Aim: Quote the lines below verbatim, from first to last.

begin Working data

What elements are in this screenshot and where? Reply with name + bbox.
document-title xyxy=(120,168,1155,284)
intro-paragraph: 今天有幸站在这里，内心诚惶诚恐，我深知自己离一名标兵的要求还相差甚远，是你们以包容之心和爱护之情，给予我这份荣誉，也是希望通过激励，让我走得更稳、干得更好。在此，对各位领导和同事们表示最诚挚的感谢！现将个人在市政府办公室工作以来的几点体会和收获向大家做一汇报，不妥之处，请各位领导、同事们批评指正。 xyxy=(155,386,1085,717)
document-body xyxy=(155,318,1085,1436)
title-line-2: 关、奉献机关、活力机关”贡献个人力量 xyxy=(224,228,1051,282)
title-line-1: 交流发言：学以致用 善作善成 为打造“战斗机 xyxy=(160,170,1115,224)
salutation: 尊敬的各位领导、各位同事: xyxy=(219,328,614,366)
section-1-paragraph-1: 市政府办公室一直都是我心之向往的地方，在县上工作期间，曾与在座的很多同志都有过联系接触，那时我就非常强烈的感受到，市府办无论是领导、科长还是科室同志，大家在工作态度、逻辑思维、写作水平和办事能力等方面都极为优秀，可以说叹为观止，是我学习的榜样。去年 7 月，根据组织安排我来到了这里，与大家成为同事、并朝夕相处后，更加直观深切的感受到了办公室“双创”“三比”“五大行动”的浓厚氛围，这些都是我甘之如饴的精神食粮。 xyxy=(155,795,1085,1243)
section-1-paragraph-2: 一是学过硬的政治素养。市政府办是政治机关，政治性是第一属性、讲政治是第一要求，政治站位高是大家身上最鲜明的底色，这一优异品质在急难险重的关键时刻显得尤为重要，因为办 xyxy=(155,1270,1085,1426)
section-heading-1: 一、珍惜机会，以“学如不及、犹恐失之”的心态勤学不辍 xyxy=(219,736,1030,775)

end Working data

Reply:
What elements are in this screenshot and where? Reply with name + bbox.
document-title xyxy=(120,168,1155,284)
intro-paragraph: 今天有幸站在这里，内心诚惶诚恐，我深知自己离一名标兵的要求还相差甚远，是你们以包容之心和爱护之情，给予我这份荣誉，也是希望通过激励，让我走得更稳、干得更好。在此，对各位领导和同事们表示最诚挚的感谢！现将个人在市政府办公室工作以来的几点体会和收获向大家做一汇报，不妥之处，请各位领导、同事们批评指正。 xyxy=(155,386,1085,717)
document-body xyxy=(155,318,1085,1436)
title-line-2: 关、奉献机关、活力机关”贡献个人力量 xyxy=(224,228,1051,282)
title-line-1: 交流发言：学以致用 善作善成 为打造“战斗机 xyxy=(160,170,1115,224)
salutation: 尊敬的各位领导、各位同事: xyxy=(219,328,614,366)
section-1-paragraph-1: 市政府办公室一直都是我心之向往的地方，在县上工作期间，曾与在座的很多同志都有过联系接触，那时我就非常强烈的感受到，市府办无论是领导、科长还是科室同志，大家在工作态度、逻辑思维、写作水平和办事能力等方面都极为优秀，可以说叹为观止，是我学习的榜样。去年 7 月，根据组织安排我来到了这里，与大家成为同事、并朝夕相处后，更加直观深切的感受到了办公室“双创”“三比”“五大行动”的浓厚氛围，这些都是我甘之如饴的精神食粮。 xyxy=(155,795,1085,1243)
section-1-paragraph-2: 一是学过硬的政治素养。市政府办是政治机关，政治性是第一属性、讲政治是第一要求，政治站位高是大家身上最鲜明的底色，这一优异品质在急难险重的关键时刻显得尤为重要，因为办 xyxy=(155,1270,1085,1426)
section-heading-1: 一、珍惜机会，以“学如不及、犹恐失之”的心态勤学不辍 xyxy=(219,736,1030,775)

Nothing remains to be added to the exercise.